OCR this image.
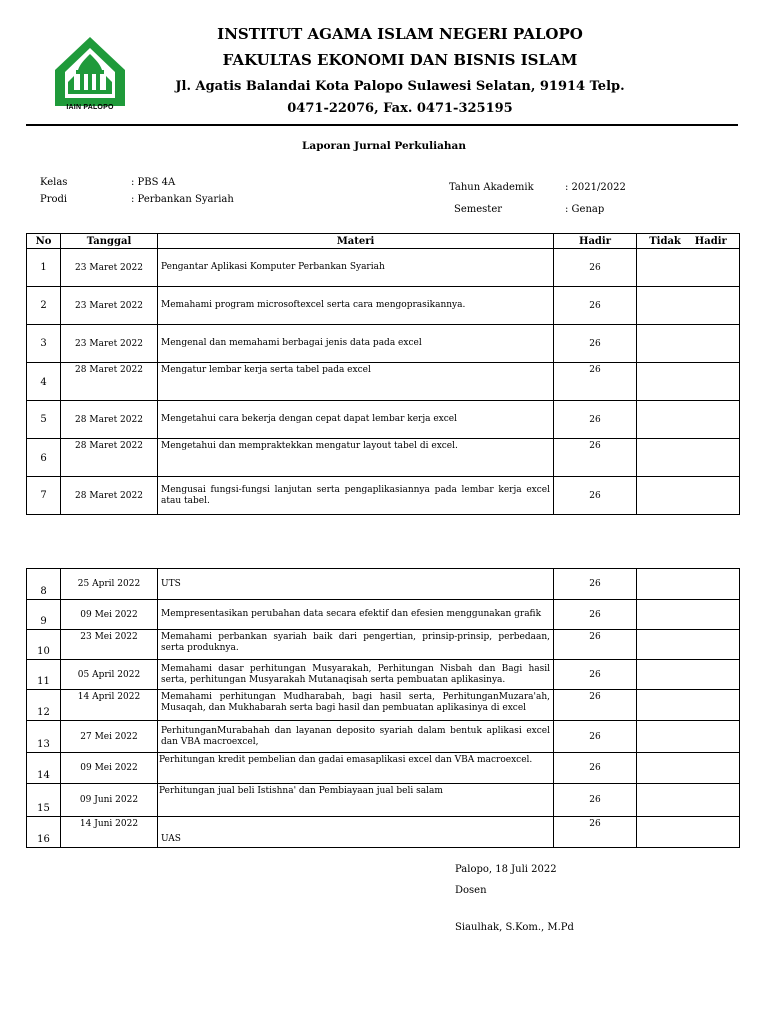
IAIN PALOPO
INSTITUT AGAMA ISLAM NEGERI PALOPO
FAKULTAS EKONOMI DAN BISNIS ISLAM
Jl. Agatis Balandai Kota Palopo Sulawesi Selatan, 91914 Telp.
0471-22076, Fax. 0471-325195
Laporan Jurnal Perkuliahan
Kelas	: PBS 4A
Prodi	: Perbankan Syariah
Tahun Akademik	: 2021/2022
Semester	: Genap
No	Tanggal	Materi	Hadir	Tidak    Hadir
1	23 Maret 2022	Pengantar Aplikasi Komputer Perbankan Syariah	26	
2	23 Maret 2022	Memahami program microsoftexcel serta cara mengoprasikannya.	26	
3	23 Maret 2022	Mengenal dan memahami berbagai jenis data pada excel	26	
4	28 Maret 2022	Mengatur lembar kerja serta tabel pada excel	26	
5	28 Maret 2022	Mengetahui cara bekerja dengan cepat dapat lembar kerja excel	26	
6	28 Maret 2022	Mengetahui dan mempraktekkan mengatur layout tabel di excel.	26	
7	28 Maret 2022	Mengusai fungsi-fungsi lanjutan serta pengaplikasiannya pada lembar kerja excel atau tabel.	26	
8	25 April 2022	UTS	26	
9	09 Mei 2022	Mempresentasikan perubahan data secara efektif dan efesien menggunakan grafik	26	
10	23 Mei 2022	Memahami perbankan syariah baik dari pengertian, prinsip-prinsip, perbedaan, serta produknya.	26	
11	05 April 2022	Memahami dasar perhitungan Musyarakah, Perhitungan Nisbah dan Bagi hasil serta, perhitungan Musyarakah Mutanaqisah serta pembuatan aplikasinya.	26	
12	14 April 2022	Memahami perhitungan Mudharabah, bagi hasil serta, PerhitunganMuzara'ah, Musaqah, dan Mukhabarah serta bagi hasil dan pembuatan aplikasinya di excel	26	
13	27 Mei 2022	PerhitunganMurabahah dan layanan deposito syariah dalam bentuk aplikasi excel dan VBA macroexcel,	26	
14	09 Mei 2022	Perhitungan kredit pembelian dan gadai emasaplikasi excel dan VBA macroexcel.	26	
15	09 Juni 2022	Perhitungan jual beli Istishna' dan Pembiayaan jual beli salam	26	
16	14 Juni 2022	UAS	26	
Palopo, 18 Juli 2022
Dosen
Siaulhak, S.Kom., M.Pd
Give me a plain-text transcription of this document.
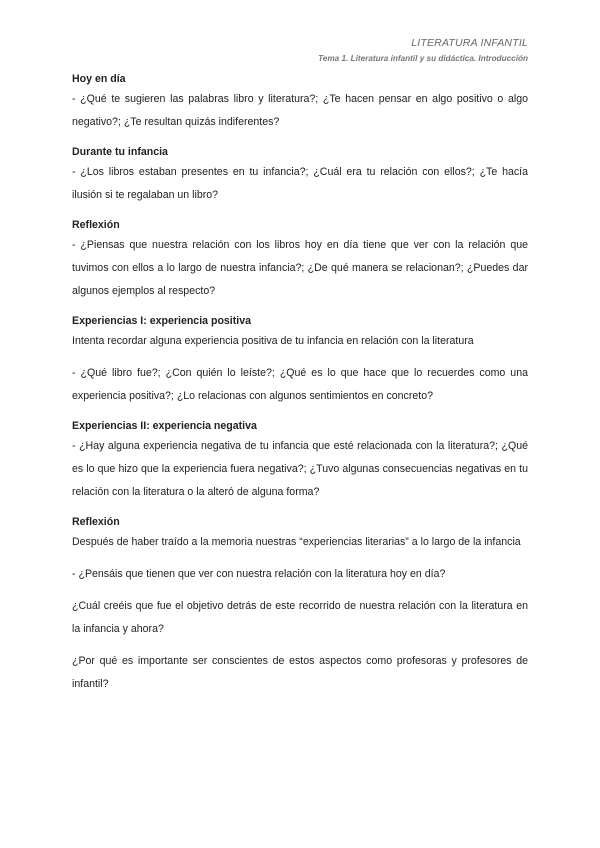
LITERATURA INFANTIL
Tema 1. Literatura infantil y su didáctica. Introducción
Hoy en día

- ¿Qué te sugieren las palabras libro y literatura?; ¿Te hacen pensar en algo positivo o algo negativo?; ¿Te resultan quizás indiferentes?

Durante tu infancia

- ¿Los libros estaban presentes en tu infancia?; ¿Cuál era tu relación con ellos?; ¿Te hacía ilusión si te regalaban un libro?

Reflexión

- ¿Piensas que nuestra relación con los libros hoy en día tiene que ver con la relación que tuvimos con ellos a lo largo de nuestra infancia?; ¿De qué manera se relacionan?; ¿Puedes dar algunos ejemplos al respecto?

Experiencias I: experiencia positiva

Intenta recordar alguna experiencia positiva de tu infancia en relación con la literatura

- ¿Qué libro fue?; ¿Con quién lo leíste?; ¿Qué es lo que hace que lo recuerdes como una experiencia positiva?; ¿Lo relacionas con algunos sentimientos en concreto?

Experiencias II: experiencia negativa

- ¿Hay alguna experiencia negativa de tu infancia que esté relacionada con la literatura?; ¿Qué es lo que hizo que la experiencia fuera negativa?; ¿Tuvo algunas consecuencias negativas en tu relación con la literatura o la alteró de alguna forma?

Reflexión

Después de haber traído a la memoria nuestras “experiencias literarias” a lo largo de la infancia

- ¿Pensáis que tienen que ver con nuestra relación con la literatura hoy en día?

¿Cuál creéis que fue el objetivo detrás de este recorrido de nuestra relación con la literatura en la infancia y ahora?

¿Por qué es importante ser conscientes de estos aspectos como profesoras y profesores de infantil?
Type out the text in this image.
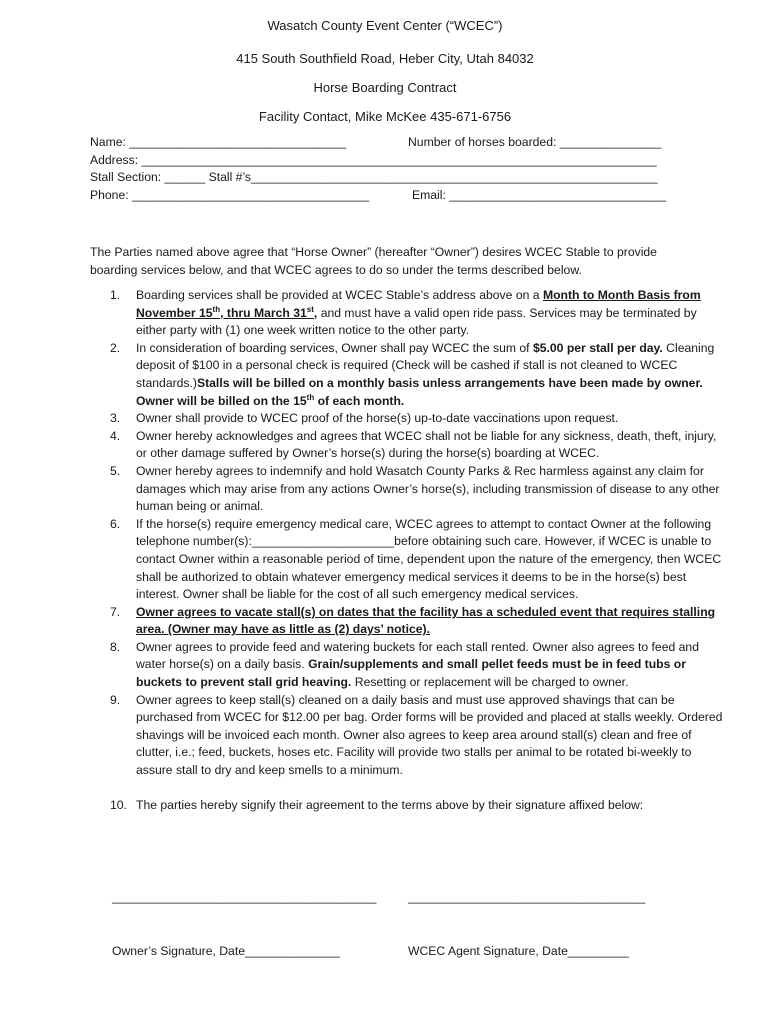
Wasatch County Event Center (“WCEC”)
415 South Southfield Road, Heber City, Utah 84032
Horse Boarding Contract
Facility Contact, Mike McKee 435-671-6756
Name: ________________________________	Number of horses boarded: _______________
Address: ____________________________________________________________________________
Stall Section: ______ Stall #’s____________________________________________________________
Phone: ___________________________________	Email: ________________________________
The Parties named above agree that “Horse Owner” (hereafter “Owner”) desires WCEC Stable to provide boarding services below, and that WCEC agrees to do so under the terms described below.
1. Boarding services shall be provided at WCEC Stable’s address above on a Month to Month Basis from November 15th, thru March 31st, and must have a valid open ride pass. Services may be terminated by either party with (1) one week written notice to the other party.
2. In consideration of boarding services, Owner shall pay WCEC the sum of $5.00 per stall per day. Cleaning deposit of $100 in a personal check is required (Check will be cashed if stall is not cleaned to WCEC standards.)Stalls will be billed on a monthly basis unless arrangements have been made by owner. Owner will be billed on the 15th of each month.
3. Owner shall provide to WCEC proof of the horse(s) up-to-date vaccinations upon request.
4. Owner hereby acknowledges and agrees that WCEC shall not be liable for any sickness, death, theft, injury, or other damage suffered by Owner’s horse(s) during the horse(s) boarding at WCEC.
5. Owner hereby agrees to indemnify and hold Wasatch County Parks & Rec harmless against any claim for damages which may arise from any actions Owner’s horse(s), including transmission of disease to any other human being or animal.
6. If the horse(s) require emergency medical care, WCEC agrees to attempt to contact Owner at the following telephone number(s):_____________________before obtaining such care. However, if WCEC is unable to contact Owner within a reasonable period of time, dependent upon the nature of the emergency, then WCEC shall be authorized to obtain whatever emergency medical services it deems to be in the horse(s) best interest. Owner shall be liable for the cost of all such emergency medical services.
7. Owner agrees to vacate stall(s) on dates that the facility has a scheduled event that requires stalling area. (Owner may have as little as (2) days’ notice).
8. Owner agrees to provide feed and watering buckets for each stall rented. Owner also agrees to feed and water horse(s) on a daily basis. Grain/supplements and small pellet feeds must be in feed tubs or buckets to prevent stall grid heaving. Resetting or replacement will be charged to owner.
9. Owner agrees to keep stall(s) cleaned on a daily basis and must use approved shavings that can be purchased from WCEC for $12.00 per bag. Order forms will be provided and placed at stalls weekly. Ordered shavings will be invoiced each month. Owner also agrees to keep area around stall(s) clean and free of clutter, i.e.; feed, buckets, hoses etc. Facility will provide two stalls per animal to be rotated bi-weekly to assure stall to dry and keep smells to a minimum.
10. The parties hereby signify their agreement to the terms above by their signature affixed below:
_______________________________________	___________________________________
Owner’s Signature, Date______________	WCEC Agent Signature, Date_________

* * * * * * *

Task requirements
Say the number of lines in the listing that hold "have", with no added words.

Worked answer
3